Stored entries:
◆ ◆ ◆ ◆

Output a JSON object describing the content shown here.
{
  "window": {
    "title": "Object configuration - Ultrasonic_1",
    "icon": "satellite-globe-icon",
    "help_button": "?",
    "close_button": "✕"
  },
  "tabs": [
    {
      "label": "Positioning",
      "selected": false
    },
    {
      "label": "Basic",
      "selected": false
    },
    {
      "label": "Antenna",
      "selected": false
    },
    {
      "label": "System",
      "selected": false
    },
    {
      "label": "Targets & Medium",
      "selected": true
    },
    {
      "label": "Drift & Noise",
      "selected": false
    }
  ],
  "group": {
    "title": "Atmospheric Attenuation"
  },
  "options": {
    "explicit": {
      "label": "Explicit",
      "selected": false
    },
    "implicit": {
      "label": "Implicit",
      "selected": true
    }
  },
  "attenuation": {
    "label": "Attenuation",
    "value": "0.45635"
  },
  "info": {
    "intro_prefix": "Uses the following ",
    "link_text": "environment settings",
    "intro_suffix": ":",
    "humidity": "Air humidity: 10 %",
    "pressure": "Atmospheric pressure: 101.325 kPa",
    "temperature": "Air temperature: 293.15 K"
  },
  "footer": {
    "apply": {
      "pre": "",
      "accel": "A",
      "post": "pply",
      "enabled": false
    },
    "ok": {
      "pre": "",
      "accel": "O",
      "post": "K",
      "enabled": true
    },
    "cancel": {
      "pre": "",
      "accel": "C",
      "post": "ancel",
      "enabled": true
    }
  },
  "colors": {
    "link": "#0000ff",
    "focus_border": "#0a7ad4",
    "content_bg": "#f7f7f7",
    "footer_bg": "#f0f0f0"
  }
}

◆ ◆ ◆ ◆

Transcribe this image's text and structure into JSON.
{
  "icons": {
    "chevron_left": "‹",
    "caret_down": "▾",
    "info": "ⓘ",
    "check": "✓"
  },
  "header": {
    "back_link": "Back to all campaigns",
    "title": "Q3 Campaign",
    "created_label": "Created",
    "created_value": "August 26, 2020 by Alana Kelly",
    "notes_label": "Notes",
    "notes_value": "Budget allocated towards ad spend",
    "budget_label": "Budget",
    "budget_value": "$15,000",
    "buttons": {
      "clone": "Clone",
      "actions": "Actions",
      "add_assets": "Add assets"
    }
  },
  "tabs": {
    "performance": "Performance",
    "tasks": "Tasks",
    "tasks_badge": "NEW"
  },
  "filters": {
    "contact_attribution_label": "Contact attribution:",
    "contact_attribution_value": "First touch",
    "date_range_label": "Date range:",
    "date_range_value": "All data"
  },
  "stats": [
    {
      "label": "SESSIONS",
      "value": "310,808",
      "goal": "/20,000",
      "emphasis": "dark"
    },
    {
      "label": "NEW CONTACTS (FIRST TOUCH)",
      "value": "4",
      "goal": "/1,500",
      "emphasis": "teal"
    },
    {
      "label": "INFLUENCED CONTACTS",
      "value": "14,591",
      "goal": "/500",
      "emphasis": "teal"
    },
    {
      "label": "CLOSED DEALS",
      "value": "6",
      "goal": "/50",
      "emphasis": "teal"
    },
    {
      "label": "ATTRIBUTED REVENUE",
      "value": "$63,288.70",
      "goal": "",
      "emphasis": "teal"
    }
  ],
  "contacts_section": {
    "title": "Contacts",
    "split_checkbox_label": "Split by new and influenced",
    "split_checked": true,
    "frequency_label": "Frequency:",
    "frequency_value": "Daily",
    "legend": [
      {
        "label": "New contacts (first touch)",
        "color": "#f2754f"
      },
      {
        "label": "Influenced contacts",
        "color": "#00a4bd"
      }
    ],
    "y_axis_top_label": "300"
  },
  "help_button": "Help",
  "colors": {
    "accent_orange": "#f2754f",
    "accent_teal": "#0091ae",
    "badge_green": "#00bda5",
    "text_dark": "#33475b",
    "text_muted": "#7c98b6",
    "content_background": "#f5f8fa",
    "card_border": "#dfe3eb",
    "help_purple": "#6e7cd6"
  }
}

◆ ◆ ◆ ◆

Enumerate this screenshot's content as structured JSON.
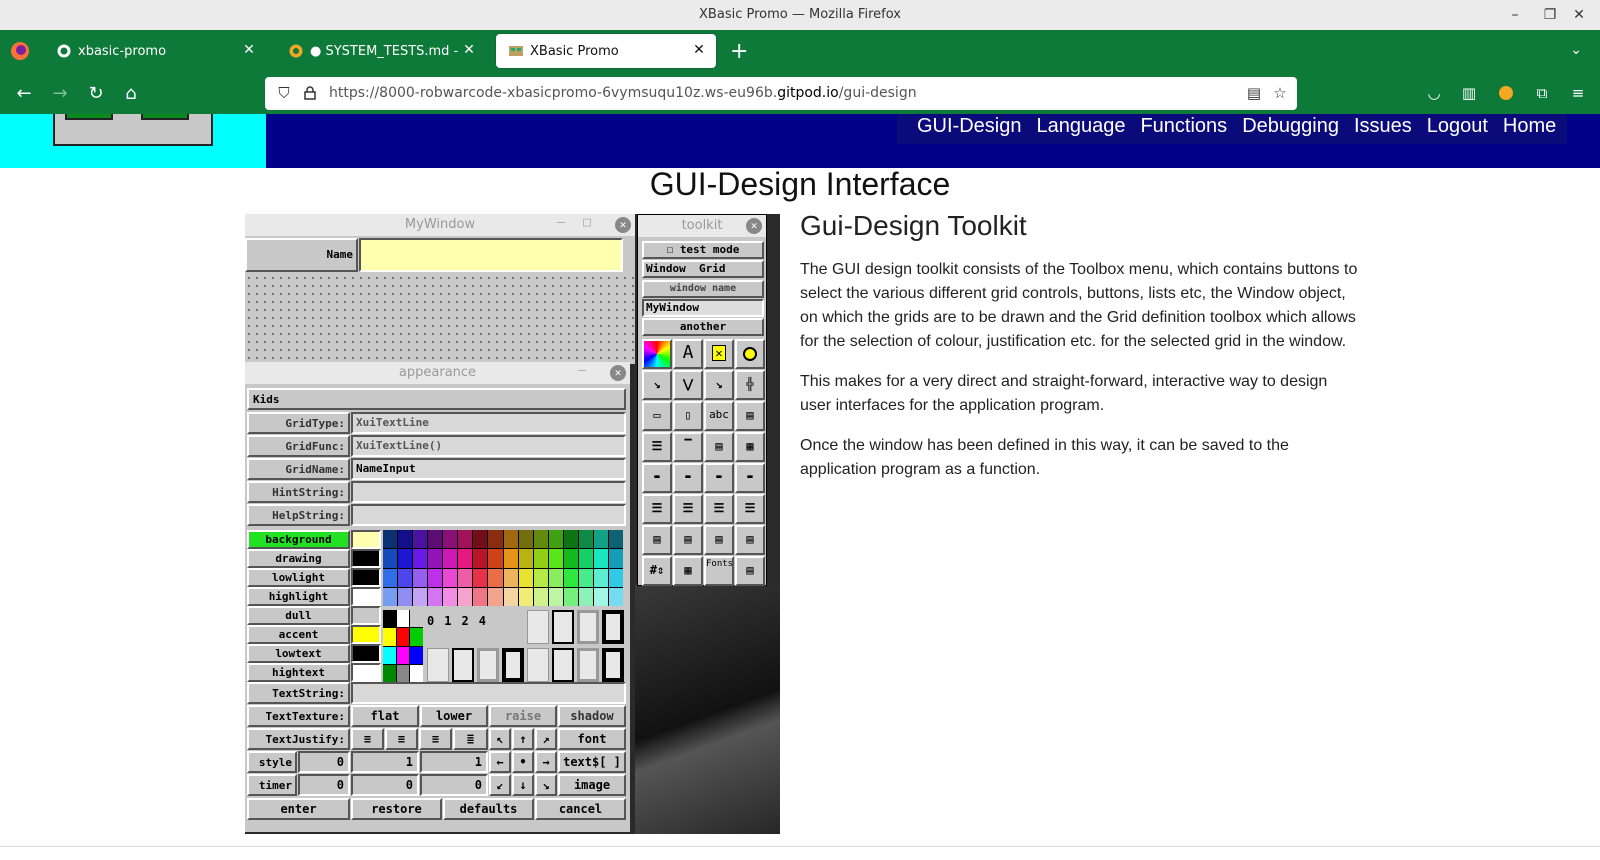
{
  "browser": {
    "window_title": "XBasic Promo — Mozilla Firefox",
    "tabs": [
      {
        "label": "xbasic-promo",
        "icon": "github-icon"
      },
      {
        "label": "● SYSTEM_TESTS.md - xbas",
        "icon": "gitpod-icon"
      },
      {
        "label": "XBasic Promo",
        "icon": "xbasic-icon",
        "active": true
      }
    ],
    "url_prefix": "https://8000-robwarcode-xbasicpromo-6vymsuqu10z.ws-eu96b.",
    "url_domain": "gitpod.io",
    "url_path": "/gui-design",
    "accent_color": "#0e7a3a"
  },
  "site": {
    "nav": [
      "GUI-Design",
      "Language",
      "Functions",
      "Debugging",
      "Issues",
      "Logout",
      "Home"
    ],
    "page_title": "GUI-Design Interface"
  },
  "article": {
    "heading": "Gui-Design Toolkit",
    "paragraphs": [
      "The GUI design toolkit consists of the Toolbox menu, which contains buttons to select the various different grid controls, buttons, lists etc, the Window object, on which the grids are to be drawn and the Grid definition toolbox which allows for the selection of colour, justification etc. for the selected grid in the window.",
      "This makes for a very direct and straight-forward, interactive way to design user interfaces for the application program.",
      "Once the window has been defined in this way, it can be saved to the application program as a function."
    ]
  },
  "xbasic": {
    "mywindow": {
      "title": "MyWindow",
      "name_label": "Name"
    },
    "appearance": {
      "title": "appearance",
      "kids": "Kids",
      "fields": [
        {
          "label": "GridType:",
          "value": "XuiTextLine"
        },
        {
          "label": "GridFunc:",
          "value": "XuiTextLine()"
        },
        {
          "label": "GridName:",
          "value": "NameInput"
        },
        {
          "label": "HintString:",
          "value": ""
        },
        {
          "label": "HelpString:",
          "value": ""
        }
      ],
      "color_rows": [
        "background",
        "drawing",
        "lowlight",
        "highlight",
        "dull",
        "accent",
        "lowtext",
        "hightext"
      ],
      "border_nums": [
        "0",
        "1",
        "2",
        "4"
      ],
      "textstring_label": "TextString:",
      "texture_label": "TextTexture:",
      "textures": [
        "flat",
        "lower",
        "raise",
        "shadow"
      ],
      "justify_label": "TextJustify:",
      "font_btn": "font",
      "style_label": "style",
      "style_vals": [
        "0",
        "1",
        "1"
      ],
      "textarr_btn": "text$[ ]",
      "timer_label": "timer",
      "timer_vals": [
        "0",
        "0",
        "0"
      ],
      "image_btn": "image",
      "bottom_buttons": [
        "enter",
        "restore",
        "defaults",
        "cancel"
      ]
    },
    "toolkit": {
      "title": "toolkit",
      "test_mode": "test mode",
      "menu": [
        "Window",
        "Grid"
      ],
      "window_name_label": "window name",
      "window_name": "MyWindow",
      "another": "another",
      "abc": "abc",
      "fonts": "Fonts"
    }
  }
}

◆ ◆ ◆ ◆

WRITTEN PROBLEM => What is the number of lines in the records above that include the word "application"? Reply with that number and nothing more.

RESULT OF THIS TASK => 2